● DATASET ROWS
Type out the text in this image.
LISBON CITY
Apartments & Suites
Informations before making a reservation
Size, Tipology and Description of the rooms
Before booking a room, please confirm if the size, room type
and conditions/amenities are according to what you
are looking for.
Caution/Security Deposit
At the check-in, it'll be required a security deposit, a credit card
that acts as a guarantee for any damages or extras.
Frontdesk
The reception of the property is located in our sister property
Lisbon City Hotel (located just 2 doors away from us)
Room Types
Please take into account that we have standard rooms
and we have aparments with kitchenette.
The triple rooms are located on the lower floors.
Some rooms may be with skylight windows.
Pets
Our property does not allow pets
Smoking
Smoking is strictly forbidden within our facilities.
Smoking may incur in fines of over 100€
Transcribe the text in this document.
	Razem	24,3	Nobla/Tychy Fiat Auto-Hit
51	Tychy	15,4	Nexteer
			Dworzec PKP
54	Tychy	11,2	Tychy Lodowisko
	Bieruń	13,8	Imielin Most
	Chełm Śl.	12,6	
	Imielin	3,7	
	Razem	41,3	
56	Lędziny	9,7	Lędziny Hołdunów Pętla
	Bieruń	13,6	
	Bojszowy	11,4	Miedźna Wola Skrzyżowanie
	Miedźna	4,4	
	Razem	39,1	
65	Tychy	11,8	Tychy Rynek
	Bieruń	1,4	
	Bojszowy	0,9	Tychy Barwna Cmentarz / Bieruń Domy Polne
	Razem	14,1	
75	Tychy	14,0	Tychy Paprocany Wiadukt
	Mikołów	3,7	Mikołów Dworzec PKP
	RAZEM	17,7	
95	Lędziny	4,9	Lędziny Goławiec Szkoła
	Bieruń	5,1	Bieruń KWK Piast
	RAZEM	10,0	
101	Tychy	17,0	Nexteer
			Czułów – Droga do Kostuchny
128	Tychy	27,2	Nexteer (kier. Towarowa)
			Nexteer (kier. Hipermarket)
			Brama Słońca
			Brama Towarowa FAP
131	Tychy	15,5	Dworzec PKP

...

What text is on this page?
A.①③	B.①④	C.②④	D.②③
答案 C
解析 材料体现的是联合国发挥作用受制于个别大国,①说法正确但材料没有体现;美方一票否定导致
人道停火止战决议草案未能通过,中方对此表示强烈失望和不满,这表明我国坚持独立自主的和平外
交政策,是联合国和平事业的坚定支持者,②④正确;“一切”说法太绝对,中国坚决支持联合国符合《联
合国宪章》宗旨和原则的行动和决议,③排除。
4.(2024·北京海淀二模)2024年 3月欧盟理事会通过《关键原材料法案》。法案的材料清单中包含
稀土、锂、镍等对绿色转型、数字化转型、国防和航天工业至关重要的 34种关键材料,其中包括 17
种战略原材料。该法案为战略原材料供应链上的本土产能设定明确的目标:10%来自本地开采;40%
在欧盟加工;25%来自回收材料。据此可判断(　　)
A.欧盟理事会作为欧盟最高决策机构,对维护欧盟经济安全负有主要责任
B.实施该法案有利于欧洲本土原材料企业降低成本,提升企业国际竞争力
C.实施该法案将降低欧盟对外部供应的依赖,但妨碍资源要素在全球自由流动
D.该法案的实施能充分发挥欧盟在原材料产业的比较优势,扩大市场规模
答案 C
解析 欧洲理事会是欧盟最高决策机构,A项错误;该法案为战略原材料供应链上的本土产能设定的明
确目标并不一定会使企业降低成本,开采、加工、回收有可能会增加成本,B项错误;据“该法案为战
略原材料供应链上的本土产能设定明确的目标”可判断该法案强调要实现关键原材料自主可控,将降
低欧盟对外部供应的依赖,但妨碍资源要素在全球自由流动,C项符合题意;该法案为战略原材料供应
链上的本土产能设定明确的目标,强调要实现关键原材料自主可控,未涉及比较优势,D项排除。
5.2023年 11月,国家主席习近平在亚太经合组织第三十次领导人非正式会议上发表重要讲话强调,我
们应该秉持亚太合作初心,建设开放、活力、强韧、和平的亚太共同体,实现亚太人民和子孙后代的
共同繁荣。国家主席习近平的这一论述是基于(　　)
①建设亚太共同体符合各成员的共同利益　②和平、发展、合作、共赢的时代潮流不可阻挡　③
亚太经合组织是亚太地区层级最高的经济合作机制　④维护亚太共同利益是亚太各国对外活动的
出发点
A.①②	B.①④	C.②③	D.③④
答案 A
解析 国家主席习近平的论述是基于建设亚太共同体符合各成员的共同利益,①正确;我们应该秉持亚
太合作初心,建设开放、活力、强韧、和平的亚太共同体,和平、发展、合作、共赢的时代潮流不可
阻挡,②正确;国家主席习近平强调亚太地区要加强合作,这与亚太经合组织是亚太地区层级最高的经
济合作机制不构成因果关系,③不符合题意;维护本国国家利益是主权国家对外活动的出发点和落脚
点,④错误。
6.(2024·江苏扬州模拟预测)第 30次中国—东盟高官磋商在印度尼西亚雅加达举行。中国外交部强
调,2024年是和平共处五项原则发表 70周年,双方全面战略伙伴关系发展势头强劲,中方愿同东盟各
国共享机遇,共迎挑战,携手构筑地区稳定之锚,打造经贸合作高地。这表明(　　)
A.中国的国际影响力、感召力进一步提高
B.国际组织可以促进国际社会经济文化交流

● INSTRUCTION
Copy out all lines where the word "Tychy" appears.

● ANSWER
	Razem	24,3	Nobla/Tychy Fiat Auto-Hit
51	Tychy	15,4	Nexteer
54	Tychy	11,2	Tychy Lodowisko
65	Tychy	11,8	Tychy Rynek
	Bojszowy	0,9	Tychy Barwna Cmentarz / Bieruń Domy Polne
75	Tychy	14,0	Tychy Paprocany Wiadukt
101	Tychy	17,0	Nexteer
128	Tychy	27,2	Nexteer (kier. Towarowa)
131	Tychy	15,5	Dworzec PKP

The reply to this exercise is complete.